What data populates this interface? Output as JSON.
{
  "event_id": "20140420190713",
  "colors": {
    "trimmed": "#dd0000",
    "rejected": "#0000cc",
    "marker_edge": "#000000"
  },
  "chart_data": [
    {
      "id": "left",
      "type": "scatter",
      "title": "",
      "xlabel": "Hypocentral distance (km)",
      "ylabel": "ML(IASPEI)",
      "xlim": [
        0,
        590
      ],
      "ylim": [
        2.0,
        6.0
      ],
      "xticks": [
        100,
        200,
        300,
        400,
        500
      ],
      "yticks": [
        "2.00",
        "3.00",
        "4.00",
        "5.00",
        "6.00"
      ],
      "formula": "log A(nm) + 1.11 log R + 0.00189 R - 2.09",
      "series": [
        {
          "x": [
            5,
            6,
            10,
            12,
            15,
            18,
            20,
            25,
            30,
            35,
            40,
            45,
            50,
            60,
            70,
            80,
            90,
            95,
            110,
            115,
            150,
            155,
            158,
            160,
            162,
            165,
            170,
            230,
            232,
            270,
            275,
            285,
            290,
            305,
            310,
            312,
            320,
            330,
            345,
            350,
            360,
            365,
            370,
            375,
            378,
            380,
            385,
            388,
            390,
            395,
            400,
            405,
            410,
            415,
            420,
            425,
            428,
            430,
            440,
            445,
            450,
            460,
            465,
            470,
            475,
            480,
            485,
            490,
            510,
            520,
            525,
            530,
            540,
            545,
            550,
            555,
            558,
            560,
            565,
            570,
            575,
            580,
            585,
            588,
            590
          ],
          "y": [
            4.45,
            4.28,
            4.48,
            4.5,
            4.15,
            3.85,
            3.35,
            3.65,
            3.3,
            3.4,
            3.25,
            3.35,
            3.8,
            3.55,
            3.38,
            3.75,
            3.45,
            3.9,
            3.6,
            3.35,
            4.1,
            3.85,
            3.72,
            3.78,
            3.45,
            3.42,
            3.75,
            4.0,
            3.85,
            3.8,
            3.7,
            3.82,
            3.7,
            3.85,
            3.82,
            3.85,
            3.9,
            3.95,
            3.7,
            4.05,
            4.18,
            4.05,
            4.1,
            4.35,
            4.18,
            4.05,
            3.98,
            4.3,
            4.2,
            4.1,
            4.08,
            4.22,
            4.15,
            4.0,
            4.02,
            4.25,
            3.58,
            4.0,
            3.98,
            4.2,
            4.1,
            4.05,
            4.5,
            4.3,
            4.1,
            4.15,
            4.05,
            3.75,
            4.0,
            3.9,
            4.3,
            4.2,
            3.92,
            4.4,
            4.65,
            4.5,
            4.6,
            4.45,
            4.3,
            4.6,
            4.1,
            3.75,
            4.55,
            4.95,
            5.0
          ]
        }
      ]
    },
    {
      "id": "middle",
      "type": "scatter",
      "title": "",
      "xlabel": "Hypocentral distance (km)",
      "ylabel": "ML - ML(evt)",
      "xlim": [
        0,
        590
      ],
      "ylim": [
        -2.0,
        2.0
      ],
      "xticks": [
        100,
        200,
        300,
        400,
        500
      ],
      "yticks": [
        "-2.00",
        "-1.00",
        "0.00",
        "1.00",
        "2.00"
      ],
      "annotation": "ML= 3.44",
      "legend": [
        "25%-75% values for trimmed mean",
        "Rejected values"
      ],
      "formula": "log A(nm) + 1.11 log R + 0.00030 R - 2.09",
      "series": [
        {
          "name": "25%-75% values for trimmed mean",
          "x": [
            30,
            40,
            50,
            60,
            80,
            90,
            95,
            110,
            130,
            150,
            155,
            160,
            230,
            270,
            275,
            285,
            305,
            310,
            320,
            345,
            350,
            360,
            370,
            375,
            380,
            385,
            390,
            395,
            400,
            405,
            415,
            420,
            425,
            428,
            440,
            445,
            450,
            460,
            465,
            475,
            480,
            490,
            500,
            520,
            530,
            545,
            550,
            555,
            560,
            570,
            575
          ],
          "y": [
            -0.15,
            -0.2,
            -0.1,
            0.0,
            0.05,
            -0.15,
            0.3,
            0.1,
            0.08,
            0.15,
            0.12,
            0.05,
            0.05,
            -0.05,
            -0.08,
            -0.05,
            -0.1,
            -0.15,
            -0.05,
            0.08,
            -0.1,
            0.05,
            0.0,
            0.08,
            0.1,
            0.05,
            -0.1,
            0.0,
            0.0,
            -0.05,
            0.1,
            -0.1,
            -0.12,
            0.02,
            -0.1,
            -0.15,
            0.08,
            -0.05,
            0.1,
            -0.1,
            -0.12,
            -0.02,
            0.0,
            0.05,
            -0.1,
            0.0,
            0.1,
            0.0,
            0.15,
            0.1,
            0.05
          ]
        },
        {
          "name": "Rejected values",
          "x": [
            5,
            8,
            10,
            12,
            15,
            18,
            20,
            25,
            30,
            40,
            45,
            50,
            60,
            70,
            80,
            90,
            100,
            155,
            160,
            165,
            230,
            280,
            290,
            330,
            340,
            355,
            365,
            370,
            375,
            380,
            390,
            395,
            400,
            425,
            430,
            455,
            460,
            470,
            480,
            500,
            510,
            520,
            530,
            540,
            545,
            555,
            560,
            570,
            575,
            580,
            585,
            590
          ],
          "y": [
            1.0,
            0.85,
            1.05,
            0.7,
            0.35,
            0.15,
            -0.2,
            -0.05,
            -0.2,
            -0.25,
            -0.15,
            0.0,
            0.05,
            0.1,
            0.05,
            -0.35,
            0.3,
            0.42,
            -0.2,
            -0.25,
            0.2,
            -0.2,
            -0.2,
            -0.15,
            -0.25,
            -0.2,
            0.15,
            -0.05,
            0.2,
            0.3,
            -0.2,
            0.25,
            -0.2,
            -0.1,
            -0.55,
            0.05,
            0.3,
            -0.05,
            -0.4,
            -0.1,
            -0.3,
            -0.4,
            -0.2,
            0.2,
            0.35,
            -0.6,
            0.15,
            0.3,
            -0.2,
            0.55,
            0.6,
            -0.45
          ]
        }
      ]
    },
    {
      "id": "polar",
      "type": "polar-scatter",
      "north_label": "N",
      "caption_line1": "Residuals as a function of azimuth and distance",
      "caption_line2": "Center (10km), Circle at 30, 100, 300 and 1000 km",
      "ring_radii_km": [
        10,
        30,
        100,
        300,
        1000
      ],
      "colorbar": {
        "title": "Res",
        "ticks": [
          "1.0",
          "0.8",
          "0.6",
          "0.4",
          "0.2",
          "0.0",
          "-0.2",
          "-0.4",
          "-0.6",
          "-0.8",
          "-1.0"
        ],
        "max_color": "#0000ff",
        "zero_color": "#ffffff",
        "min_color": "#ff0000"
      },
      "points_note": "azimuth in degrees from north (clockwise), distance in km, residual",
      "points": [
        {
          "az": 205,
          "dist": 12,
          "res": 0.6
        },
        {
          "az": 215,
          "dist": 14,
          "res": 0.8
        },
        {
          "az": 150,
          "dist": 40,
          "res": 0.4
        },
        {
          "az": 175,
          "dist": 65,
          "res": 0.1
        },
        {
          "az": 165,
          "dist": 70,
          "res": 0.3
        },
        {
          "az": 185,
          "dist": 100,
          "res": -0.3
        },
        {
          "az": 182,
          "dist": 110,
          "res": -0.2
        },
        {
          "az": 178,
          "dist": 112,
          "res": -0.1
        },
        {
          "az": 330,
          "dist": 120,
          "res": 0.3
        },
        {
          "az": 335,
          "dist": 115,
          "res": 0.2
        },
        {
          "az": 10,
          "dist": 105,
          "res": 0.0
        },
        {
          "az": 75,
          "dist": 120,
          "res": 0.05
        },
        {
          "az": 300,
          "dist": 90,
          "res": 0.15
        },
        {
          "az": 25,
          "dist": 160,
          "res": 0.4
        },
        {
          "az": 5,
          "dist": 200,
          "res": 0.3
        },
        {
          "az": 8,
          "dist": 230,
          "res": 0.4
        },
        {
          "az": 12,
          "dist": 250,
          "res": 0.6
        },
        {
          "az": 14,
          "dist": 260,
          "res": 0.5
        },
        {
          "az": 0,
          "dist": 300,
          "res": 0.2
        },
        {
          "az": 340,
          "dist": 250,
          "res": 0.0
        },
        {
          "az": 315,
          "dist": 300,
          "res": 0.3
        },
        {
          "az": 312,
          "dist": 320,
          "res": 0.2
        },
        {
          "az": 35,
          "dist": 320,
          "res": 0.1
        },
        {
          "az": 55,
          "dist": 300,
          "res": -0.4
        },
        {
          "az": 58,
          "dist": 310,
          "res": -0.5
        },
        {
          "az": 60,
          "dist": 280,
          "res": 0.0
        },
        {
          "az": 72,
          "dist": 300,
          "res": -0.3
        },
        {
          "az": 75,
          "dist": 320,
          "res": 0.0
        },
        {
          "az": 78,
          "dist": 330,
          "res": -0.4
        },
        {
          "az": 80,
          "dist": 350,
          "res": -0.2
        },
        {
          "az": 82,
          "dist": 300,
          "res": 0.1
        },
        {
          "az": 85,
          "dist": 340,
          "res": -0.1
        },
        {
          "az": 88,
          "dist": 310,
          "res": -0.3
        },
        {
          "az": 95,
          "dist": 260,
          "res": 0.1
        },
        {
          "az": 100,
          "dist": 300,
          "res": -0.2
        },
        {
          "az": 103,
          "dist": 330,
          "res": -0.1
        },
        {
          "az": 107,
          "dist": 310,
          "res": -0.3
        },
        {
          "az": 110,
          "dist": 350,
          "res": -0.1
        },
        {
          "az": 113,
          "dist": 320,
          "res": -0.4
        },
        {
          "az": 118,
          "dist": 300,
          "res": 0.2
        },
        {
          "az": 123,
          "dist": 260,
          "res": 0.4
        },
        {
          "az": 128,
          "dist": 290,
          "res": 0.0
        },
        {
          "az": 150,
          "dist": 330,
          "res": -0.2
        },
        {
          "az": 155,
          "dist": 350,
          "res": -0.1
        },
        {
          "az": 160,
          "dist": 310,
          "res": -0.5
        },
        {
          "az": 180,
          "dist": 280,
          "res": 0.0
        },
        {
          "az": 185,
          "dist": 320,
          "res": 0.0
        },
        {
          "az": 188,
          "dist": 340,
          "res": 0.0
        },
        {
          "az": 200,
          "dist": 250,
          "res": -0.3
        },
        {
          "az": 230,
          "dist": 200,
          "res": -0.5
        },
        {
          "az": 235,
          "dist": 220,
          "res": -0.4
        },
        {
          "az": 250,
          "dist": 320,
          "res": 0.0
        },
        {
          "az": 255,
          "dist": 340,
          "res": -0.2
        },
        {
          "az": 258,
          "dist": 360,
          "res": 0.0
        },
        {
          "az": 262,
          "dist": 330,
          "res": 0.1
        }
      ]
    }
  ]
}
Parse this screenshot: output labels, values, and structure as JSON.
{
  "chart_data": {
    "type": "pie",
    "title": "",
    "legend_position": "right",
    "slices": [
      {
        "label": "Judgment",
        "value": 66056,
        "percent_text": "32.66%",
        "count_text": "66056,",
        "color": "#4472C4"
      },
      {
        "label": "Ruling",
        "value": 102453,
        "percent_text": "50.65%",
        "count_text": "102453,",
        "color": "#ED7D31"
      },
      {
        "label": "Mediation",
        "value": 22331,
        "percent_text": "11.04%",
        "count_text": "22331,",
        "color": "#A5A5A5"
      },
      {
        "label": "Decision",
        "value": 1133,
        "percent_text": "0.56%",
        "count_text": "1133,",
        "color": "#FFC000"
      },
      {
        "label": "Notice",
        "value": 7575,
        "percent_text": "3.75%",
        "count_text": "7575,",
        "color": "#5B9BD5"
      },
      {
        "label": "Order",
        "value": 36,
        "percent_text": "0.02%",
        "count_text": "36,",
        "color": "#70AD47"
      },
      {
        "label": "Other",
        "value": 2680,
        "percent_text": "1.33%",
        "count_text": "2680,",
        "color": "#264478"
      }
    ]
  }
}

[Required task] Show each line holding the word "type".

[Completed task]
      "type": "scatter",
      "type": "scatter",
      "type": "polar-scatter",
    "type": "pie",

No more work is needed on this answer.